╭─ TESTO
Eurostat riporta che l’economia della zona euro è cresciuta nell’ultimo trimestre dello 0.3% in media. Il risultato è migliore rispetto al corrispondente periodo del 2023 ma mostra un rallentamento congiunturale in atto e nasconde ampie differenze fra i vari Paesi. L’Italia registra una crescita del PIL dello 0.2% nel trimestre, ed è il quarto consecutivo con tale tasso; ciò implica un tasso cumulato dello 0.7% e un tendenziale per l’intero 2024 dello 0.9%. Questa previsione è confermata anche dall’ultima elaborazione ISTAT di giugno 2024, che evidenzia come il PIL italiano sia in crescita tendenziale per il 2024 del 1%, esattamente come previsto dal governo nella Nadef.

La Germania registra ancora un tasso trimestrale negativo dello -0.1%. L’autorevole istituto economico tedesco IFO non prevede alcun miglioramento nel terzo trimestre, ed anzi si aspetta una situazione in peggioramento dopo un 2023 già negativo, a causa del basso sentiment sulle aspettative delle imprese e del forte rallentamento delle esportazioni. Naturalmente il fatto che la maggiore economia della zona euro è in recessione non è una buona notizia per l’intera eurozona e in particolare per la nostra economia che, con quella tedesca è notevolmente integrata. Anche la Francia cresce dello 0.3% nel trimestre pre-Olimpiadi, anche se il dato potrebbe essere principalmente dovuto ad export importanti di natura militare. Il Paese con crescita maggiore è la Spagna, che continua a far meglio di tutti con tasso dello 0.8%, come il trimestre precedente.
╰─
╭─ VOCI ARCHIVIATE
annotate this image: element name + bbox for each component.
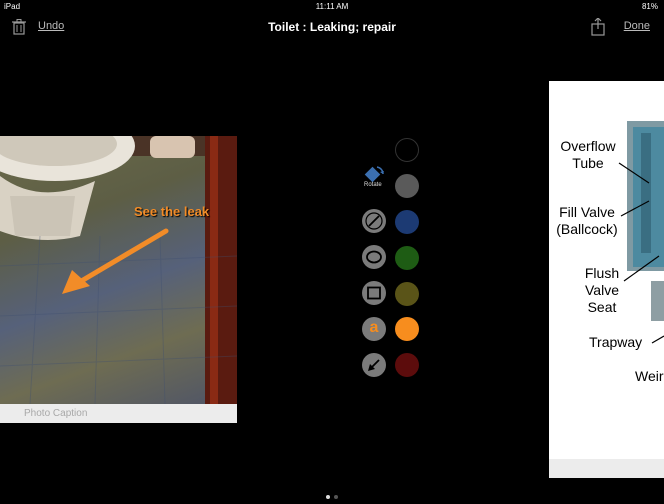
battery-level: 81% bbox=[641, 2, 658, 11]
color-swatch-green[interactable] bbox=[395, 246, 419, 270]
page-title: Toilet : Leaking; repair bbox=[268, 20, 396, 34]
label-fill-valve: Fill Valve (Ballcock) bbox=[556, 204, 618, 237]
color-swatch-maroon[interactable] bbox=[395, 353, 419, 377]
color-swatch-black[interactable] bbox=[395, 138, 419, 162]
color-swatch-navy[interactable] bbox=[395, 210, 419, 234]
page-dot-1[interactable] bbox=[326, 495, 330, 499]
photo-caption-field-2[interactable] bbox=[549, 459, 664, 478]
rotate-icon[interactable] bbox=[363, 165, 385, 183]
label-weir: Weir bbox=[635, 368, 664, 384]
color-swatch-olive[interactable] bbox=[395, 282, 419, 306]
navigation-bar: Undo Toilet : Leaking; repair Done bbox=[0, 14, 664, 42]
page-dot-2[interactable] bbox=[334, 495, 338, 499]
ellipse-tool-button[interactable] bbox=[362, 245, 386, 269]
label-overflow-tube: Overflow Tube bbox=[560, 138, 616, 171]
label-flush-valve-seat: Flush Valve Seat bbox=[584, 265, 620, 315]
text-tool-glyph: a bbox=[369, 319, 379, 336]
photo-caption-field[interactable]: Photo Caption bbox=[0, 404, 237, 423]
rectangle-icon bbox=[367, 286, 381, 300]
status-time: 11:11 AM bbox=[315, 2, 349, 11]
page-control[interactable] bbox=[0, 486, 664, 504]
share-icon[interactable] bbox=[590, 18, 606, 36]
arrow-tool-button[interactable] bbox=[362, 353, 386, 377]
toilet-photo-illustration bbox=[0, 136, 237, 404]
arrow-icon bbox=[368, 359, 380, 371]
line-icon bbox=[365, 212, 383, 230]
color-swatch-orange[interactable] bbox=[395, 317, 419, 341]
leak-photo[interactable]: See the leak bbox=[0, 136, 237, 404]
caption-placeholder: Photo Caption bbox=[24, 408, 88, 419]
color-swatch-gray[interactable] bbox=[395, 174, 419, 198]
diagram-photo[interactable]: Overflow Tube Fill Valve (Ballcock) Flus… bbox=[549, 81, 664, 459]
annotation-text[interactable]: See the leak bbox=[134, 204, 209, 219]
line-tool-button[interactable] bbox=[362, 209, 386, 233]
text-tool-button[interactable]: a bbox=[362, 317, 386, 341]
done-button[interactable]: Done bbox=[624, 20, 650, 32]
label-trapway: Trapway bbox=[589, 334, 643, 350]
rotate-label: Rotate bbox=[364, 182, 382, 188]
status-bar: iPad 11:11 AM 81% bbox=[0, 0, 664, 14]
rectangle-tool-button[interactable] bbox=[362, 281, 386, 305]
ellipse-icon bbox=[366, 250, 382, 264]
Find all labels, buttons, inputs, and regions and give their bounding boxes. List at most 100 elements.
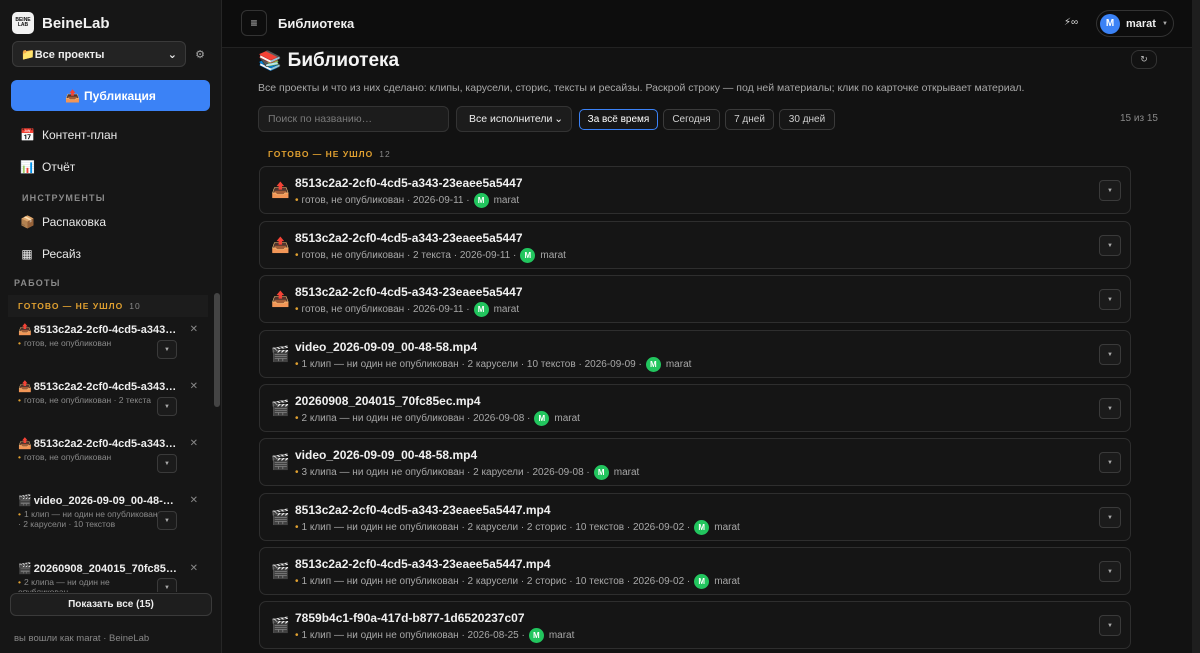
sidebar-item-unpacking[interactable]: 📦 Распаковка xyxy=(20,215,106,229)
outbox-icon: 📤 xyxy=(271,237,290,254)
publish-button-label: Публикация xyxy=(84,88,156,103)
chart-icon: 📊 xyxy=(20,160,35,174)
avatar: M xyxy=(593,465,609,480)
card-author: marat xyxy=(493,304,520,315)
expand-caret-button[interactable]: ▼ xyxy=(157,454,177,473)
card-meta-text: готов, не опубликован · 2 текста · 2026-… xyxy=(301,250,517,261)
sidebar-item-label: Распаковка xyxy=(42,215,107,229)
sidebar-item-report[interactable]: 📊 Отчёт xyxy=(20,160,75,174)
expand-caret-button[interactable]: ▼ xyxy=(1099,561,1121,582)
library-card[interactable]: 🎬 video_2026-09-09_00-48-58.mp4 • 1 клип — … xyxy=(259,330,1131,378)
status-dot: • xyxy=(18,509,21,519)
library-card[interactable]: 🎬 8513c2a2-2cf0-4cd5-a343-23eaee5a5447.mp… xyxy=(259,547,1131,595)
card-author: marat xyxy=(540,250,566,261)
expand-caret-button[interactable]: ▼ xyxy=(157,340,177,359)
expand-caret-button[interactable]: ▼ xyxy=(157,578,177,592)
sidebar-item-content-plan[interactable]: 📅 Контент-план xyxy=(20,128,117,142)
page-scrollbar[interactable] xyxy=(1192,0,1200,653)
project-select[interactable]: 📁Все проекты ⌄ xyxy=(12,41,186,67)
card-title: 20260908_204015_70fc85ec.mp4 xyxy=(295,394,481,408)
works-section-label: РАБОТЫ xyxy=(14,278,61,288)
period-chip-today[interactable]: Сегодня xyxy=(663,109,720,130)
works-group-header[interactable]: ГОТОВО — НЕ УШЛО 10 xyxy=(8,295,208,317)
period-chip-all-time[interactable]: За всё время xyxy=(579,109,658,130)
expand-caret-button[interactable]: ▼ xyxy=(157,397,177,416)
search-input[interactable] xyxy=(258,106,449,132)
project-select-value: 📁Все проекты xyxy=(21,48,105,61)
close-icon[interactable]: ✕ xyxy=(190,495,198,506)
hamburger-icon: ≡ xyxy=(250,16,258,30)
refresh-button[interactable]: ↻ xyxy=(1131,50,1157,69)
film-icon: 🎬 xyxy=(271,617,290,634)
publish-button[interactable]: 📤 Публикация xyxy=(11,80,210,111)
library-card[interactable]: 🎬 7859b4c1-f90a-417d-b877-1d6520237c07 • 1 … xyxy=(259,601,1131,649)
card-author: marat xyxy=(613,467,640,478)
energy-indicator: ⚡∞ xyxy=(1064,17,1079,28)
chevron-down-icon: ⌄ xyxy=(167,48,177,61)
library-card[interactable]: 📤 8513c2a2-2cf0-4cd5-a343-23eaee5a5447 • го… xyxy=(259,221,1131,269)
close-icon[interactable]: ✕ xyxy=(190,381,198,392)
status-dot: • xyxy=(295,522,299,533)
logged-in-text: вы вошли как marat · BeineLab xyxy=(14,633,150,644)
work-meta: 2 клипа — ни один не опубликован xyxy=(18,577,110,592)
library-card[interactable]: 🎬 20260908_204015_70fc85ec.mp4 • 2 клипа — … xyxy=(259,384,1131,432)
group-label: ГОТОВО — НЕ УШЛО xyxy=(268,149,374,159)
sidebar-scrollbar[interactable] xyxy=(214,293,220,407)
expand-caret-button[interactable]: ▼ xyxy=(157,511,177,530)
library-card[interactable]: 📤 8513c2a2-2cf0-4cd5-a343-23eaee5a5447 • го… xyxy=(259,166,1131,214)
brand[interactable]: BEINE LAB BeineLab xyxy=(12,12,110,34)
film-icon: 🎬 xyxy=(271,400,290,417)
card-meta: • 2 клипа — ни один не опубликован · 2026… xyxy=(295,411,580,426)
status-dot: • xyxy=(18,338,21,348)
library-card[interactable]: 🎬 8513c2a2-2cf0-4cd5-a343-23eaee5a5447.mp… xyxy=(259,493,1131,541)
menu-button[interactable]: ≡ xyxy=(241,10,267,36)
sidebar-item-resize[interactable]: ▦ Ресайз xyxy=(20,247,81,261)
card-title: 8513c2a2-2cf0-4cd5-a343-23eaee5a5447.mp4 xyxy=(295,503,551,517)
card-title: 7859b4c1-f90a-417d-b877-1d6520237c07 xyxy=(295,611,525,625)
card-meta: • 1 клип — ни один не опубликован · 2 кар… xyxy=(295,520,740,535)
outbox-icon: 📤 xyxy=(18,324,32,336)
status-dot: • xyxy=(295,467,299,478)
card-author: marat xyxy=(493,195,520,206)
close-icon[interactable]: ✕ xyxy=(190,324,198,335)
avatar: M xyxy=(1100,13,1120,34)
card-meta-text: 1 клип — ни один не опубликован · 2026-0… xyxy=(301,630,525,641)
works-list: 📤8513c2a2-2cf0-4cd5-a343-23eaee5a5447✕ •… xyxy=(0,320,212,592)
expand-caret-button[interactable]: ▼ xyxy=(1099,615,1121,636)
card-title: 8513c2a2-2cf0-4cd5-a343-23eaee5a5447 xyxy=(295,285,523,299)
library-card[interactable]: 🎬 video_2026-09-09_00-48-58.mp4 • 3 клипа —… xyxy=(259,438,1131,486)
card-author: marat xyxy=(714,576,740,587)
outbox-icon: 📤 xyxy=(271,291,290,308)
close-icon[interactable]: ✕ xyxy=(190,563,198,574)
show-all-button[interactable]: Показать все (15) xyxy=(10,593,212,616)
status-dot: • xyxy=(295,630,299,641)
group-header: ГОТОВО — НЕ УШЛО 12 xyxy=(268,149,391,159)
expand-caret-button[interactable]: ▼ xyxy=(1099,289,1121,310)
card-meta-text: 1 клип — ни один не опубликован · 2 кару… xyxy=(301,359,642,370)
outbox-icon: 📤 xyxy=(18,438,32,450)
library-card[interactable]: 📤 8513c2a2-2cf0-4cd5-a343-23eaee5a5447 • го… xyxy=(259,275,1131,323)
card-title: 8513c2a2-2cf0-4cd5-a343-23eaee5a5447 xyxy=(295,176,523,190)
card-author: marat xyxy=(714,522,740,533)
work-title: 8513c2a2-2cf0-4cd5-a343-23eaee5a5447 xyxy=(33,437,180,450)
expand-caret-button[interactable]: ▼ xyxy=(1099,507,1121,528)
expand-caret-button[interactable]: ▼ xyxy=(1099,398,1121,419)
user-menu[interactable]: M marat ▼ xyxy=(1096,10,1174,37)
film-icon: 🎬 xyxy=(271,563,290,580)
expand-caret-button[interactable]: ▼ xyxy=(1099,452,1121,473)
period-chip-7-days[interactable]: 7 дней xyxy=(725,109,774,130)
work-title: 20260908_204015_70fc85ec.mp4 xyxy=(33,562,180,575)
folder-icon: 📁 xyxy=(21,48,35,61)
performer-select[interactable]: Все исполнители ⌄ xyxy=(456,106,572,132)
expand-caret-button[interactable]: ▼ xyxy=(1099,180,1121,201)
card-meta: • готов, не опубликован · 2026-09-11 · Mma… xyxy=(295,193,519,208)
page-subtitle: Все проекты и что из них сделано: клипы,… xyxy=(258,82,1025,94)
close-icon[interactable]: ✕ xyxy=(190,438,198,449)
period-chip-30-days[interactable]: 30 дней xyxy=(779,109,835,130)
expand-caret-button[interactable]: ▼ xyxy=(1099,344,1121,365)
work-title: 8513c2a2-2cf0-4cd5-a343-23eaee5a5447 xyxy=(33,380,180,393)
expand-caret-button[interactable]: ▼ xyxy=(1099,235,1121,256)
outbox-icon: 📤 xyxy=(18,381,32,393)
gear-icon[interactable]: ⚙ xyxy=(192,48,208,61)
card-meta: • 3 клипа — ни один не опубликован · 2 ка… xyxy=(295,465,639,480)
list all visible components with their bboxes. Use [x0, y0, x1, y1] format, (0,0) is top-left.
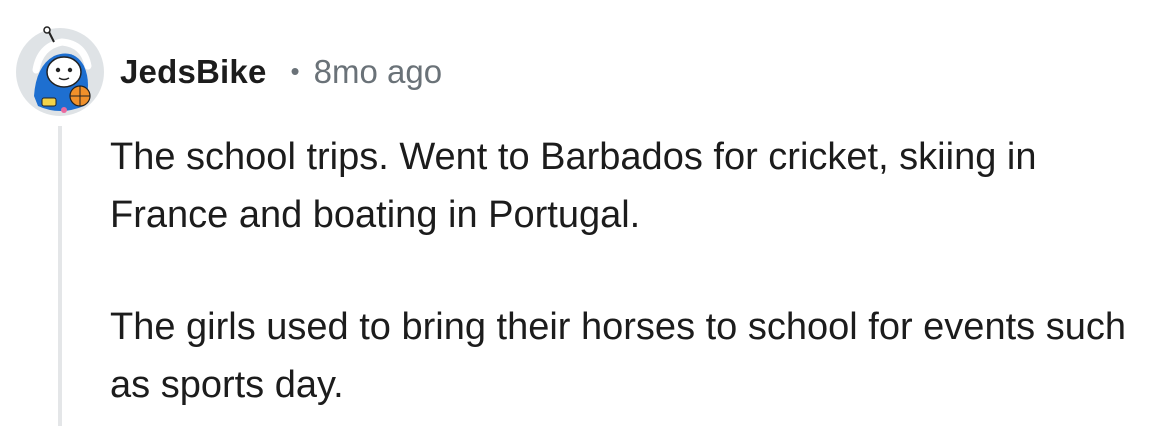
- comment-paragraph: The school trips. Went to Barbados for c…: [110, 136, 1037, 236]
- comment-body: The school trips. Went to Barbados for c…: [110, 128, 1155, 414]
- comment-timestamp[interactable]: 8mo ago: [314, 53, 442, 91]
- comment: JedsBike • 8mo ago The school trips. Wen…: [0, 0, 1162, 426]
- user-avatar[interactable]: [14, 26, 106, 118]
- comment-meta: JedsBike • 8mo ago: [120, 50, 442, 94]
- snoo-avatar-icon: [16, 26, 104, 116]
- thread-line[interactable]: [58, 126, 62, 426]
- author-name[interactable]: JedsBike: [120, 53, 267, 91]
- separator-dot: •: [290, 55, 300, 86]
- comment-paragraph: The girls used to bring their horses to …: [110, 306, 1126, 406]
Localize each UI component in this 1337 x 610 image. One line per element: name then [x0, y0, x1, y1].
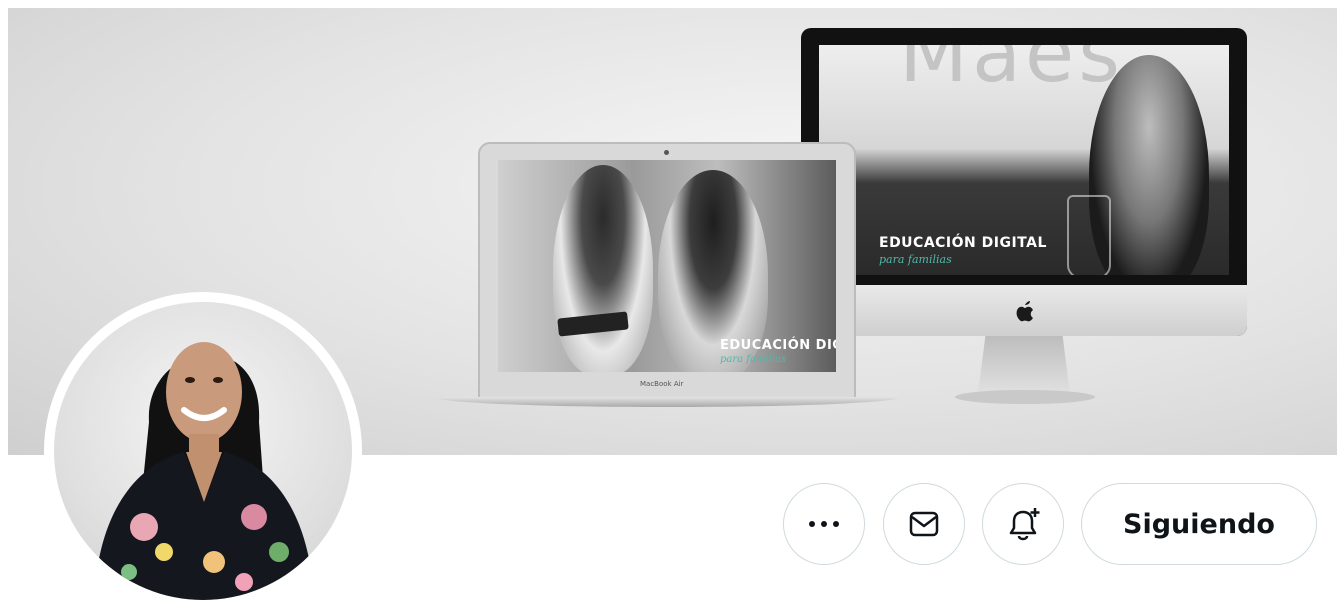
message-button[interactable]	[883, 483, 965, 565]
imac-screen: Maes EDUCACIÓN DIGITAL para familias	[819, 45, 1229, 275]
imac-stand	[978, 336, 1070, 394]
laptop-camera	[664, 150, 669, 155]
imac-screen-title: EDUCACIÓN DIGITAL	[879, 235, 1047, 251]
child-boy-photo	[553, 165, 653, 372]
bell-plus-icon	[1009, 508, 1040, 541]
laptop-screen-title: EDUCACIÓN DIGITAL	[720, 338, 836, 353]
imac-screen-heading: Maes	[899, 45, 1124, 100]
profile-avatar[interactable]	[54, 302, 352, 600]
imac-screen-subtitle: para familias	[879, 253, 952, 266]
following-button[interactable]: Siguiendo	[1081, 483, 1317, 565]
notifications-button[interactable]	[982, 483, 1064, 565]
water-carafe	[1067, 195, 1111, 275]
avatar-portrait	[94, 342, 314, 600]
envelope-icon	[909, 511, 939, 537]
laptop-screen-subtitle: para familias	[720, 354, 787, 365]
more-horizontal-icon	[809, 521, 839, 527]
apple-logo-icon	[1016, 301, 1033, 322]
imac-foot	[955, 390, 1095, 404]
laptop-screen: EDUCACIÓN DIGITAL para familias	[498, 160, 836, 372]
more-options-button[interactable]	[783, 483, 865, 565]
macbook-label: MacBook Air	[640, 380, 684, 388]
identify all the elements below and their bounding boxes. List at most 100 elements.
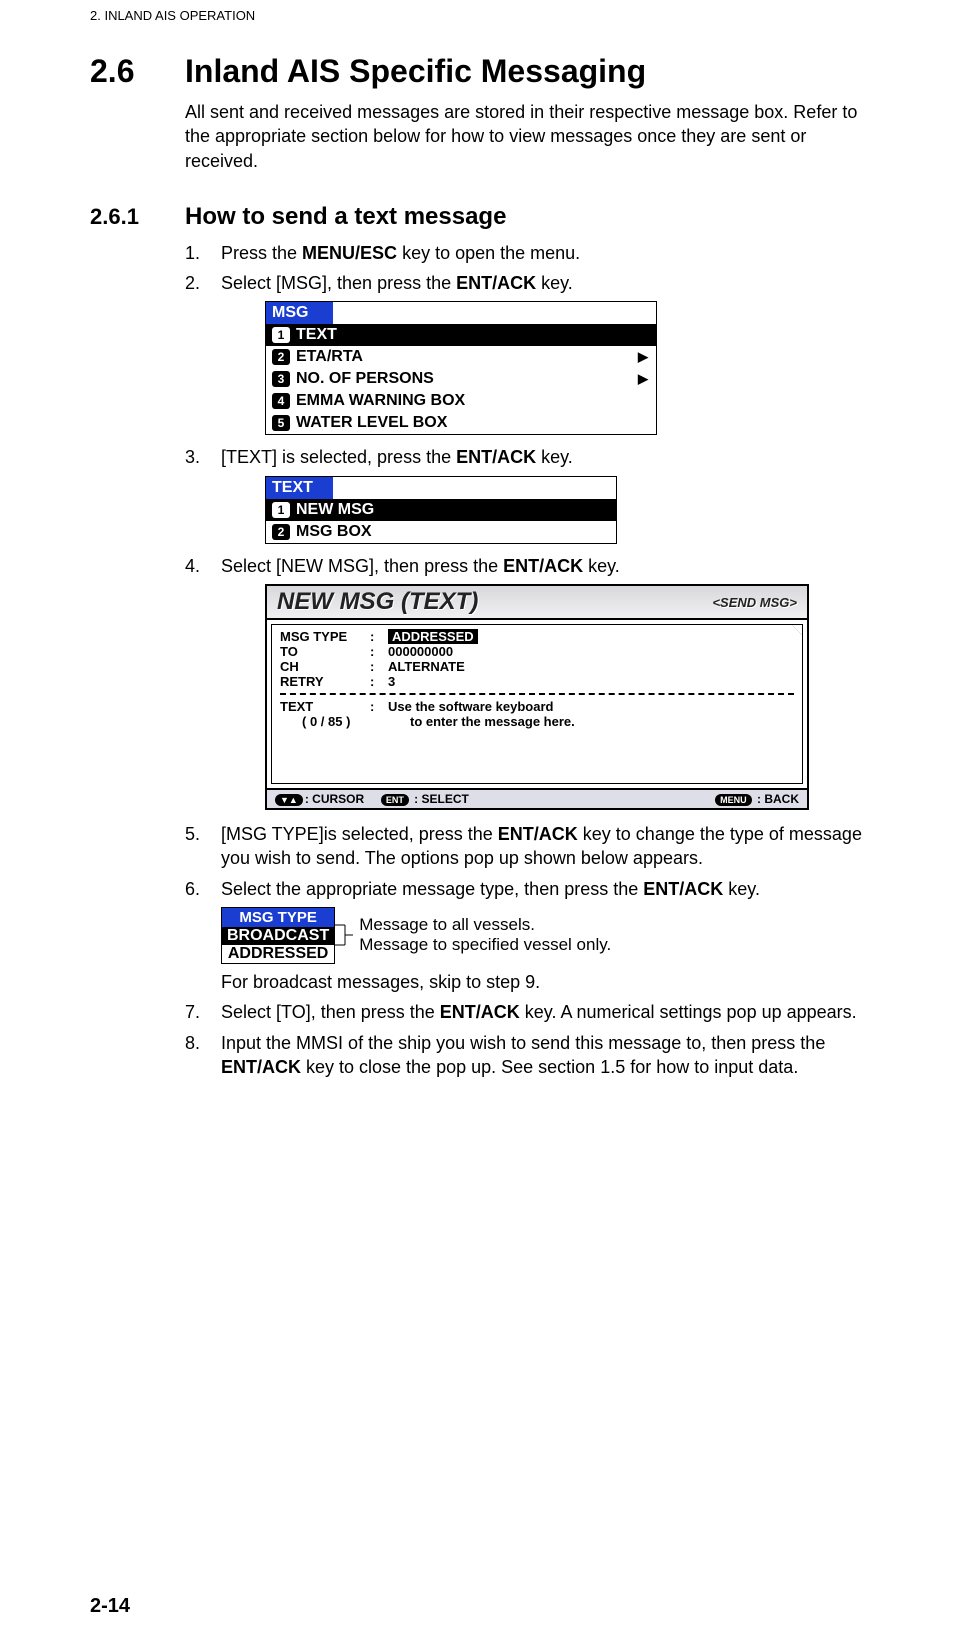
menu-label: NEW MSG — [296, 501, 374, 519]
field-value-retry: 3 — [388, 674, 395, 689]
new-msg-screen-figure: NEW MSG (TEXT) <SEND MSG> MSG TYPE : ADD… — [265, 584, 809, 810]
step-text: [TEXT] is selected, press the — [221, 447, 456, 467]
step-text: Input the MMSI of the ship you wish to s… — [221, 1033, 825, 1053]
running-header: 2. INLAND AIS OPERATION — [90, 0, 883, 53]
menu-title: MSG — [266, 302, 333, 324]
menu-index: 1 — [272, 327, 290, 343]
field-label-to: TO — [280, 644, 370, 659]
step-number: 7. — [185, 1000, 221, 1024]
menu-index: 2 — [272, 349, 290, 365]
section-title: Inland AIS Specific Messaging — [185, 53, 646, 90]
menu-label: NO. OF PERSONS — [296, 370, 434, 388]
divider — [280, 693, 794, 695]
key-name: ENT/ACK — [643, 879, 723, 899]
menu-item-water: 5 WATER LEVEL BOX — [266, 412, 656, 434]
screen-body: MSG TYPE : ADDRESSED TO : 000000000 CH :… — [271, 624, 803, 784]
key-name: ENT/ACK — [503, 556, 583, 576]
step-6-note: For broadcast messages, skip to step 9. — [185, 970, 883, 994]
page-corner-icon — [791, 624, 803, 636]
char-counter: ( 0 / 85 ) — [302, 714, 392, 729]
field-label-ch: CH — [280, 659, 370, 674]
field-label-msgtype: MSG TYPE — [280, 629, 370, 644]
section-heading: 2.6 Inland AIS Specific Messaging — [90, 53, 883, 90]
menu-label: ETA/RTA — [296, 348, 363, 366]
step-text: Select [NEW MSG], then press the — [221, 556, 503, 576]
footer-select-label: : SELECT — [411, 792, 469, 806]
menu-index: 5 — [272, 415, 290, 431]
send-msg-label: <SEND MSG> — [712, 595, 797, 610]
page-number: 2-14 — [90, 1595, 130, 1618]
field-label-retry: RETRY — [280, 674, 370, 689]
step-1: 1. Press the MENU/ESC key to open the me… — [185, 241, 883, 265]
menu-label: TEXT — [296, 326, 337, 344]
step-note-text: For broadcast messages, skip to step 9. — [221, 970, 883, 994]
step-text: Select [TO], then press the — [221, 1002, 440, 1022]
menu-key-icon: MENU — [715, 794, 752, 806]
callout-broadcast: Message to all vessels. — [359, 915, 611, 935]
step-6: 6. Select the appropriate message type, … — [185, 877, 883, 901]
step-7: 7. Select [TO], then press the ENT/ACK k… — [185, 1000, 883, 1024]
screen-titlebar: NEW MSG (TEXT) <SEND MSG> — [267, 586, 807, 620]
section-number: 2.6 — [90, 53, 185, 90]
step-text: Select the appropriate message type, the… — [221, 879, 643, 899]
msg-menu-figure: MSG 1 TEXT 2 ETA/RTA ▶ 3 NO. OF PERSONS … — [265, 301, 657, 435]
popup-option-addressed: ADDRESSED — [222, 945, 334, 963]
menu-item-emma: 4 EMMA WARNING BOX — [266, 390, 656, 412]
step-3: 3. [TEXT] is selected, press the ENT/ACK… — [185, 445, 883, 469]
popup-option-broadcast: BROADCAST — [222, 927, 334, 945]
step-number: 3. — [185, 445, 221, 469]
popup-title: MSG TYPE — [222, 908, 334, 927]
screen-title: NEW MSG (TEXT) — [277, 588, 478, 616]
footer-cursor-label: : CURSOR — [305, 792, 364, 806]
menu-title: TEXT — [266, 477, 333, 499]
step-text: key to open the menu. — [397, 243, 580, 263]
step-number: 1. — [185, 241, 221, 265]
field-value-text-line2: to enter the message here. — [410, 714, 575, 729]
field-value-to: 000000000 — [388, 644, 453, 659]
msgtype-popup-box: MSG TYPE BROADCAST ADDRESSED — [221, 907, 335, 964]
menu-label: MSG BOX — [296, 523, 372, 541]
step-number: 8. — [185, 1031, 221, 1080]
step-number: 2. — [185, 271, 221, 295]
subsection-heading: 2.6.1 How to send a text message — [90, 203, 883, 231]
╰─
● **COMPITI ED ESERCIZI**
1/ Rispondi alle domande seguenti sul testo relativo alla crescita economica dell'eurozona.
(a) Di quanto è cresciuta in media l'economia della zona euro nell'ultimo trimestre, secondo Eurostat?
(b) Quale istituto economico tedesco non prevede alcun miglioramento nel terzo trimestre?
(c) Con quale tasso trimestrale cresce la Spagna?
2/ Riprendi il testo sulla crescita economica dell'eurozona e proseguilo a partire dall'ultima frase.

● **LE RISPOSTE**
1/
(a) Dello 0.3%.
(b) L'istituto IFO.
(c) Con un tasso dello 0.8%.

2/
Per l’intera zona l’indice Pmi dei direttori degli acquisti rimane a 45.8 a luglio come a giugno, ristagnando da due anni sotto la soglia di 50 che delimita l’espansione dalla recessione; la manifattura mostra debolezza con l’indice di produzione sceso a 45.6 a luglio da 46.1 di giugno, ed il numero di ordini è in riduzione con l’indice da 44.4 a 44.1 a luglio. La zona euro mostra, quindi, evidenti segnali di rallentamento della crescita, già di per sé molto bassa per il trimestre in corso, e l’aspettativa è per un consuntivo di fine anno di 0.7%.

Perché l’Italia cresce
Confermato dunque che, in questa congiuntura economica europea complessivamente deludente, l’Italia si muove ad un tasso di crescita migliore, analizziamone le componenti; finora hanno risposto bene sia i consumi privati che la domanda estera, +0.7% entrambe, mentre negativa la dinamica delle scorte. Anche la previsione governativa di una crescita all’1% per il 2025 trova dunque al momento conferma nei dati statistici disponibili. Non male. Noto che gli investimenti fissi lordi purtroppo si prevedono in decelerazione dal 4,7% del 2023 al 1.5% ed 1.2% rispettivamente per il 2024 ed il 2025; ciò per il venir meno degli incentivi fiscali all’edilizia, compensato solo in parte dalle misure del PNRR. Incidentalmente, chi segue le mie idee sa che guardo a questo dato con la massima attenzione visto che è la spesa in capitale fisso, tangibile e intangibile, a costituire l’unico precursore della potenziale creazione di valore aggiunto futuro.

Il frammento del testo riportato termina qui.